### STATED GOAL
Copy the records below exactly as they appear.

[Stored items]
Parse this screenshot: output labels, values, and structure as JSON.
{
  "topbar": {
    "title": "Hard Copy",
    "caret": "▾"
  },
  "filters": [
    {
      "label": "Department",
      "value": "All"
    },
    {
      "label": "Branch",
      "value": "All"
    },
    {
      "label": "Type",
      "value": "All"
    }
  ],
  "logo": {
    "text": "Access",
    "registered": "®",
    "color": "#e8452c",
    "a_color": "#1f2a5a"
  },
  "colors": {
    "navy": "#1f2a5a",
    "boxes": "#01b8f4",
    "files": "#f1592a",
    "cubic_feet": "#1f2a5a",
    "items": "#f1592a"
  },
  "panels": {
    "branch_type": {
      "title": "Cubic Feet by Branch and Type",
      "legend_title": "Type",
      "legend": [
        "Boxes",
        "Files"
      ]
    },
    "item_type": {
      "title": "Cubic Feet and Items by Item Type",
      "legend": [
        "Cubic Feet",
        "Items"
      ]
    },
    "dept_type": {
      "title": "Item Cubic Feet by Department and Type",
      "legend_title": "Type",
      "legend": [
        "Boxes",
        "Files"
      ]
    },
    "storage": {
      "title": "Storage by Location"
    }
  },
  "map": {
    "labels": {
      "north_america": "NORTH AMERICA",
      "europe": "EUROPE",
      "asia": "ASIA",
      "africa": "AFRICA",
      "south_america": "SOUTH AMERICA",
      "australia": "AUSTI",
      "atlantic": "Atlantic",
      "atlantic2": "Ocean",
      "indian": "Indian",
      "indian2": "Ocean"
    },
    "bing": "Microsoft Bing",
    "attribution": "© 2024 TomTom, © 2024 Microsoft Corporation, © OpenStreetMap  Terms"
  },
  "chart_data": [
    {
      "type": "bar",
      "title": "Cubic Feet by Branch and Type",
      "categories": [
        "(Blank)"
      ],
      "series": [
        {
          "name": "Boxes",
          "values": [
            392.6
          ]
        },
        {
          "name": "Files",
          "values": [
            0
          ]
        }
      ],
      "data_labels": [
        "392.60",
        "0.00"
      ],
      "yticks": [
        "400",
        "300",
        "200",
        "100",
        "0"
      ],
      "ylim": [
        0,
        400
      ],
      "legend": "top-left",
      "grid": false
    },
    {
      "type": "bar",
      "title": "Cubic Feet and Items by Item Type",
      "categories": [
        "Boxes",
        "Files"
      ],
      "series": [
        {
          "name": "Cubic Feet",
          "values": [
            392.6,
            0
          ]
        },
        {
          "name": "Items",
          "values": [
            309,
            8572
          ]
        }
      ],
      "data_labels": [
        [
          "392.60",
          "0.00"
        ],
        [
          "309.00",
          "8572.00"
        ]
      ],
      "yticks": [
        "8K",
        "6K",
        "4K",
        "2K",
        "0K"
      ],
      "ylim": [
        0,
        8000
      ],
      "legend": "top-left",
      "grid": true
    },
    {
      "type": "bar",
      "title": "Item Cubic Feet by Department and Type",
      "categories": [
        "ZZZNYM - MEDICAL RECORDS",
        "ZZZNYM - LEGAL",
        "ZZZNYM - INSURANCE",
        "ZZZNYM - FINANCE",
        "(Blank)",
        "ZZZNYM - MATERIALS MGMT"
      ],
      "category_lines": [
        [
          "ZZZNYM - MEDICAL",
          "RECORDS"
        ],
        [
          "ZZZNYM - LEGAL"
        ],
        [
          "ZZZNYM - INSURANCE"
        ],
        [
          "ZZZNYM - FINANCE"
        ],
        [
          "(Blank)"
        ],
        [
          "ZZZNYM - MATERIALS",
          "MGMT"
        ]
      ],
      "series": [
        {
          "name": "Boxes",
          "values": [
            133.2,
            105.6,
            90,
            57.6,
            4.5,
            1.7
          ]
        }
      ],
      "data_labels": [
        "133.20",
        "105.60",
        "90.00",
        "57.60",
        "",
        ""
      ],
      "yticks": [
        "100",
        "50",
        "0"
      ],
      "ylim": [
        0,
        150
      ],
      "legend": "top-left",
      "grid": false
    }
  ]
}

### RESULT OF THIS TASK
Parse this screenshot: output labels, values, and structure as JSON.
{
  "topbar": {
    "title": "Hard Copy",
    "caret": "▾"
  },
  "filters": [
    {
      "label": "Department",
      "value": "All"
    },
    {
      "label": "Branch",
      "value": "All"
    },
    {
      "label": "Type",
      "value": "All"
    }
  ],
  "logo": {
    "text": "Access",
    "registered": "®",
    "color": "#e8452c",
    "a_color": "#1f2a5a"
  },
  "colors": {
    "navy": "#1f2a5a",
    "boxes": "#01b8f4",
    "files": "#f1592a",
    "cubic_feet": "#1f2a5a",
    "items": "#f1592a"
  },
  "panels": {
    "branch_type": {
      "title": "Cubic Feet by Branch and Type",
      "legend_title": "Type",
      "legend": [
        "Boxes",
        "Files"
      ]
    },
    "item_type": {
      "title": "Cubic Feet and Items by Item Type",
      "legend": [
        "Cubic Feet",
        "Items"
      ]
    },
    "dept_type": {
      "title": "Item Cubic Feet by Department and Type",
      "legend_title": "Type",
      "legend": [
        "Boxes",
        "Files"
      ]
    },
    "storage": {
      "title": "Storage by Location"
    }
  },
  "map": {
    "labels": {
      "north_america": "NORTH AMERICA",
      "europe": "EUROPE",
      "asia": "ASIA",
      "africa": "AFRICA",
      "south_america": "SOUTH AMERICA",
      "australia": "AUSTI",
      "atlantic": "Atlantic",
      "atlantic2": "Ocean",
      "indian": "Indian",
      "indian2": "Ocean"
    },
    "bing": "Microsoft Bing",
    "attribution": "© 2024 TomTom, © 2024 Microsoft Corporation, © OpenStreetMap  Terms"
  },
  "chart_data": [
    {
      "type": "bar",
      "title": "Cubic Feet by Branch and Type",
      "categories": [
        "(Blank)"
      ],
      "series": [
        {
          "name": "Boxes",
          "values": [
            392.6
          ]
        },
        {
          "name": "Files",
          "values": [
            0
          ]
        }
      ],
      "data_labels": [
        "392.60",
        "0.00"
      ],
      "yticks": [
        "400",
        "300",
        "200",
        "100",
        "0"
      ],
      "ylim": [
        0,
        400
      ],
      "legend": "top-left",
      "grid": false
    },
    {
      "type": "bar",
      "title": "Cubic Feet and Items by Item Type",
      "categories": [
        "Boxes",
        "Files"
      ],
      "series": [
        {
          "name": "Cubic Feet",
          "values": [
            392.6,
            0
          ]
        },
        {
          "name": "Items",
          "values": [
            309,
            8572
          ]
        }
      ],
      "data_labels": [
        [
          "392.60",
          "0.00"
        ],
        [
          "309.00",
          "8572.00"
        ]
      ],
      "yticks": [
        "8K",
        "6K",
        "4K",
        "2K",
        "0K"
      ],
      "ylim": [
        0,
        8000
      ],
      "legend": "top-left",
      "grid": true
    },
    {
      "type": "bar",
      "title": "Item Cubic Feet by Department and Type",
      "categories": [
        "ZZZNYM - MEDICAL RECORDS",
        "ZZZNYM - LEGAL",
        "ZZZNYM - INSURANCE",
        "ZZZNYM - FINANCE",
        "(Blank)",
        "ZZZNYM - MATERIALS MGMT"
      ],
      "category_lines": [
        [
          "ZZZNYM - MEDICAL",
          "RECORDS"
        ],
        [
          "ZZZNYM - LEGAL"
        ],
        [
          "ZZZNYM - INSURANCE"
        ],
        [
          "ZZZNYM - FINANCE"
        ],
        [
          "(Blank)"
        ],
        [
          "ZZZNYM - MATERIALS",
          "MGMT"
        ]
      ],
      "series": [
        {
          "name": "Boxes",
          "values": [
            133.2,
            105.6,
            90,
            57.6,
            4.5,
            1.7
          ]
        }
      ],
      "data_labels": [
        "133.20",
        "105.60",
        "90.00",
        "57.60",
        "",
        ""
      ],
      "yticks": [
        "100",
        "50",
        "0"
      ],
      "ylim": [
        0,
        150
      ],
      "legend": "top-left",
      "grid": false
    }
  ]
}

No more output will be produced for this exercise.